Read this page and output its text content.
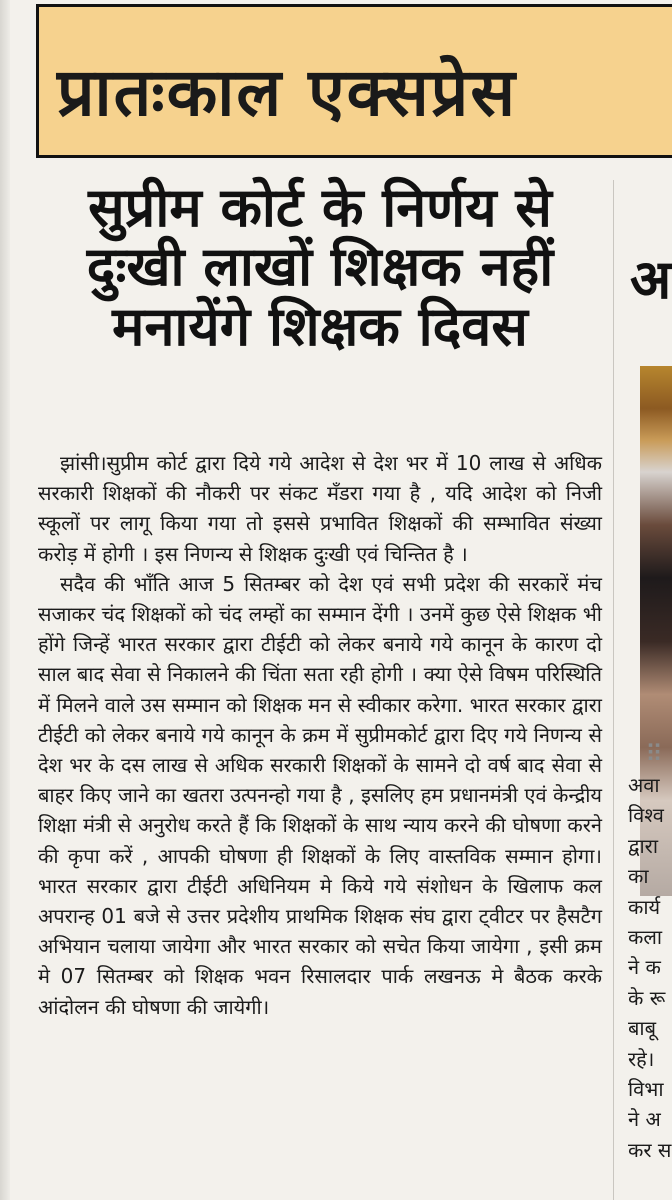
प्रातःकाल एक्सप्रेस
सुप्रीम कोर्ट के निर्णय से
दुःखी लाखों शिक्षक नहीं
मनायेंगे शिक्षक दिवस

झांसी।सुप्रीम कोर्ट द्वारा दिये गये आदेश से देश भर में 10 लाख से अधिक सरकारी शिक्षकों की नौकरी पर संकट मँडरा गया है , यदि आदेश को निजी स्कूलों पर लागू किया गया तो इससे प्रभावित शिक्षकों की सम्भावित संख्या करोड़ में होगी । इस निणन्य से शिक्षक दुःखी एवं चिन्तित है ।

सदैव की भाँति आज 5 सितम्बर को देश एवं सभी प्रदेश की सरकारें मंच सजाकर चंद शिक्षकों को चंद लम्हों का सम्मान देंगी । उनमें कुछ ऐसे शिक्षक भी होंगे जिन्हें भारत सरकार द्वारा टीईटी को लेकर बनाये गये कानून के कारण दो साल बाद सेवा से निकालने की चिंता सता रही होगी । क्या ऐसे विषम परिस्थिति में मिलने वाले उस सम्मान को शिक्षक मन से स्वीकार करेगा. भारत सरकार द्वारा टीईटी को लेकर बनाये गये कानून के क्रम में सुप्रीमकोर्ट द्वारा दिए गये निणन्य से देश भर के दस लाख से अधिक सरकारी शिक्षकों के सामने दो वर्ष बाद सेवा से बाहर किए जाने का खतरा उत्पनन्हो गया है , इसलिए हम प्रधानमंत्री एवं केन्द्रीय शिक्षा मंत्री से अनुरोध करते हैं कि शिक्षकों के साथ न्याय करने की घोषणा करने की कृपा करें , आपकी घोषणा ही शिक्षकों के लिए वास्तविक सम्मान होगा। भारत सरकार द्वारा टीईटी अधिनियम मे किये गये संशोधन के खिलाफ कल अपरान्ह 01 बजे से उत्तर प्रदेशीय प्राथमिक शिक्षक संघ द्वारा ट्वीटर पर हैसटैग अभियान चलाया जायेगा और भारत सरकार को सचेत किया जायेगा , इसी क्रम मे 07 सितम्बर को शिक्षक भवन रिसालदार पार्क लखनऊ मे बैठक करके आंदोलन की घोषणा की जायेगी।

अ
अवा
विश्व
द्वारा
का
कार्य
कला
ने क
के रू
बाबू
रहे।
विभा
ने अ
कर स
⠿
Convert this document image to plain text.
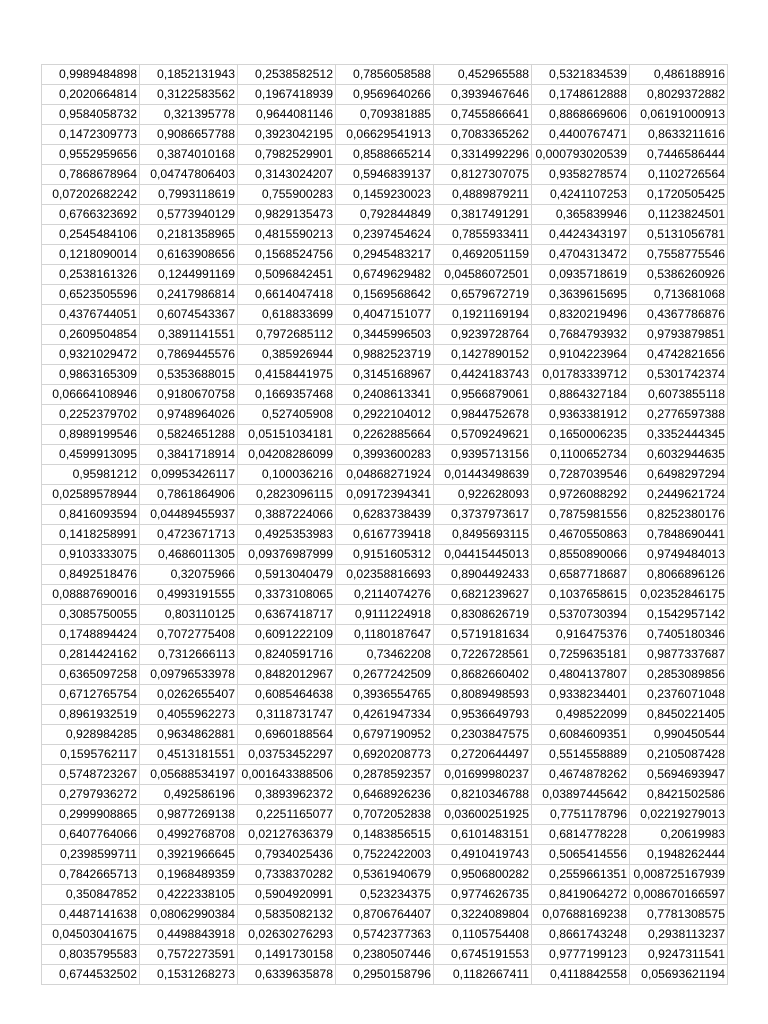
0,9989484898	0,1852131943	0,2538582512	0,7856058588	0,452965588	0,5321834539	0,486188916
0,2020664814	0,3122583562	0,1967418939	0,9569640266	0,3939467646	0,1748612888	0,8029372882
0,9584058732	0,321395778	0,9644081146	0,709381885	0,7455866641	0,8868669606	0,06191000913
0,1472309773	0,9086657788	0,3923042195	0,06629541913	0,7083365262	0,4400767471	0,8633211616
0,9552959656	0,3874010168	0,7982529901	0,8588665214	0,3314992296	0,000793020539	0,7446586444
0,7868678964	0,04747806403	0,3143024207	0,5946839137	0,8127307075	0,9358278574	0,1102726564
0,07202682242	0,7993118619	0,755900283	0,1459230023	0,4889879211	0,4241107253	0,1720505425
0,6766323692	0,5773940129	0,9829135473	0,792844849	0,3817491291	0,365839946	0,1123824501
0,2545484106	0,2181358965	0,4815590213	0,2397454624	0,7855933411	0,4424343197	0,5131056781
0,1218090014	0,6163908656	0,1568524756	0,2945483217	0,4692051159	0,4704313472	0,7558775546
0,2538161326	0,1244991169	0,5096842451	0,6749629482	0,04586072501	0,0935718619	0,5386260926
0,6523505596	0,2417986814	0,6614047418	0,1569568642	0,6579672719	0,3639615695	0,713681068
0,4376744051	0,6074543367	0,618833699	0,4047151077	0,1921169194	0,8320219496	0,4367786876
0,2609504854	0,3891141551	0,7972685112	0,3445996503	0,9239728764	0,7684793932	0,9793879851
0,9321029472	0,7869445576	0,385926944	0,9882523719	0,1427890152	0,9104223964	0,4742821656
0,9863165309	0,5353688015	0,4158441975	0,3145168967	0,4424183743	0,01783339712	0,5301742374
0,06664108946	0,9180670758	0,1669357468	0,2408613341	0,9566879061	0,8864327184	0,6073855118
0,2252379702	0,9748964026	0,527405908	0,2922104012	0,9844752678	0,9363381912	0,2776597388
0,8989199546	0,5824651288	0,05151034181	0,2262885664	0,5709249621	0,1650006235	0,3352444345
0,4599913095	0,3841718914	0,04208286099	0,3993600283	0,9395713156	0,1100652734	0,6032944635
0,95981212	0,09953426117	0,100036216	0,04868271924	0,01443498639	0,7287039546	0,6498297294
0,02589578944	0,7861864906	0,2823096115	0,09172394341	0,922628093	0,9726088292	0,2449621724
0,8416093594	0,04489455937	0,3887224066	0,6283738439	0,3737973617	0,7875981556	0,8252380176
0,1418258991	0,4723671713	0,4925353983	0,6167739418	0,8495693115	0,4670550863	0,7848690441
0,9103333075	0,4686011305	0,09376987999	0,9151605312	0,04415445013	0,8550890066	0,9749484013
0,8492518476	0,32075966	0,5913040479	0,02358816693	0,8904492433	0,6587718687	0,8066896126
0,08887690016	0,4993191555	0,3373108065	0,2114074276	0,6821239627	0,1037658615	0,02352846175
0,3085750055	0,803110125	0,6367418717	0,9111224918	0,8308626719	0,5370730394	0,1542957142
0,1748894424	0,7072775408	0,6091222109	0,1180187647	0,5719181634	0,916475376	0,7405180346
0,2814424162	0,7312666113	0,8240591716	0,73462208	0,7226728561	0,7259635181	0,9877337687
0,6365097258	0,09796533978	0,8482012967	0,2677242509	0,8682660402	0,4804137807	0,2853089856
0,6712765754	0,0262655407	0,6085464638	0,3936554765	0,8089498593	0,9338234401	0,2376071048
0,8961932519	0,4055962273	0,3118731747	0,4261947334	0,9536649793	0,498522099	0,8450221405
0,928984285	0,9634862881	0,6960188564	0,6797190952	0,2303847575	0,6084609351	0,990450544
0,1595762117	0,4513181551	0,03753452297	0,6920208773	0,2720644497	0,5514558889	0,2105087428
0,5748723267	0,05688534197	0,001643388506	0,2878592357	0,01699980237	0,4674878262	0,5694693947
0,2797936272	0,492586196	0,3893962372	0,6468926236	0,8210346788	0,03897445642	0,8421502586
0,2999908865	0,9877269138	0,2251165077	0,7072052838	0,03600251925	0,7751178796	0,02219279013
0,6407764066	0,4992768708	0,02127636379	0,1483856515	0,6101483151	0,6814778228	0,20619983
0,2398599711	0,3921966645	0,7934025436	0,7522422003	0,4910419743	0,5065414556	0,1948262444
0,7842665713	0,1968489359	0,7338370282	0,5361940679	0,9506800282	0,2559661351	0,008725167939
0,350847852	0,4222338105	0,5904920991	0,523234375	0,9774626735	0,8419064272	0,008670166597
0,4487141638	0,08062990384	0,5835082132	0,8706764407	0,3224089804	0,07688169238	0,7781308575
0,04503041675	0,4498843918	0,02630276293	0,5742377363	0,1105754408	0,8661743248	0,2938113237
0,8035795583	0,7572273591	0,1491730158	0,2380507446	0,6745191553	0,9777199123	0,9247311541
0,6744532502	0,1531268273	0,6339635878	0,2950158796	0,1182667411	0,4118842558	0,05693621194
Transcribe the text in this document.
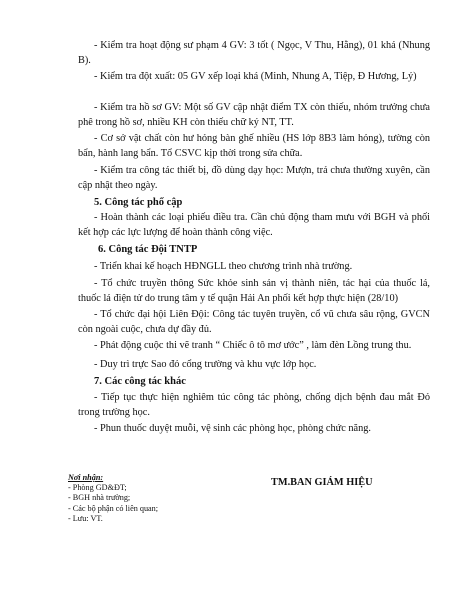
- Kiểm tra hoạt động sư phạm 4 GV: 3 tốt ( Ngọc, V Thu, Hằng), 01 khá (Nhung B).
- Kiểm tra đột xuất: 05 GV xếp loại khá (Minh, Nhung A, Tiệp, Đ Hương, Lý)
- Kiểm tra hồ sơ GV: Một số GV cập nhật điểm TX còn thiếu, nhóm trưởng chưa phê trong hồ sơ, nhiều KH còn thiếu chữ ký NT, TT.
- Cơ sở vật chất còn hư hỏng bàn ghế nhiều (HS lớp 8B3 làm hỏng), tường còn bẩn, hành lang bẩn. Tổ CSVC kịp thời trong sửa chữa.
- Kiểm tra công tác thiết bị, đồ dùng dạy học: Mượn, trả chưa thường xuyên, cần cập nhật theo ngày.
5. Công tác phổ cập
- Hoàn thành các loại phiếu điều tra. Cần chủ động tham mưu với BGH và phối kết hợp các lực lượng để hoàn thành công việc.
6. Công tác Đội TNTP
- Triển khai kế hoạch HĐNGLL theo chương trình nhà trường.
- Tổ chức truyền thông Sức khỏe sinh sản vị thành niên, tác hại của thuốc lá, thuốc lá điện tử do trung tâm y tế quận Hải An phối kết hợp thực hiện (28/10)
- Tổ chức đại hội Liên Đội: Công tác tuyên truyền, cổ vũ chưa sâu rộng, GVCN còn ngoài cuộc, chưa dự đầy đủ.
- Phát động cuộc thi vẽ tranh “ Chiếc ô tô mơ ước” , làm đèn Lồng trung thu.
- Duy trì trực Sao đỏ cổng trường và khu vực lớp học.
7. Các công tác khác
- Tiếp tục thực hiện nghiêm túc công tác phòng, chống dịch bệnh đau mắt Đỏ trong trường học.
- Phun thuốc duyệt muỗi, vệ sinh các phòng học, phòng chức năng.
Nơi nhận:
- Phòng GD&ĐT;
- BGH nhà trường;
- Các bộ phận có liên quan;
- Lưu: VT.
TM.BAN GIÁM HIỆU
┄┄┄┄┄┄┄┄┄┄┄┄┄┄┄┄┄┄┄┄
WRITTEN INSTRUCTION:
Return every line containing "document".

SOLUTION:
Convert this document image to plain text.
Transcribe the text in this document.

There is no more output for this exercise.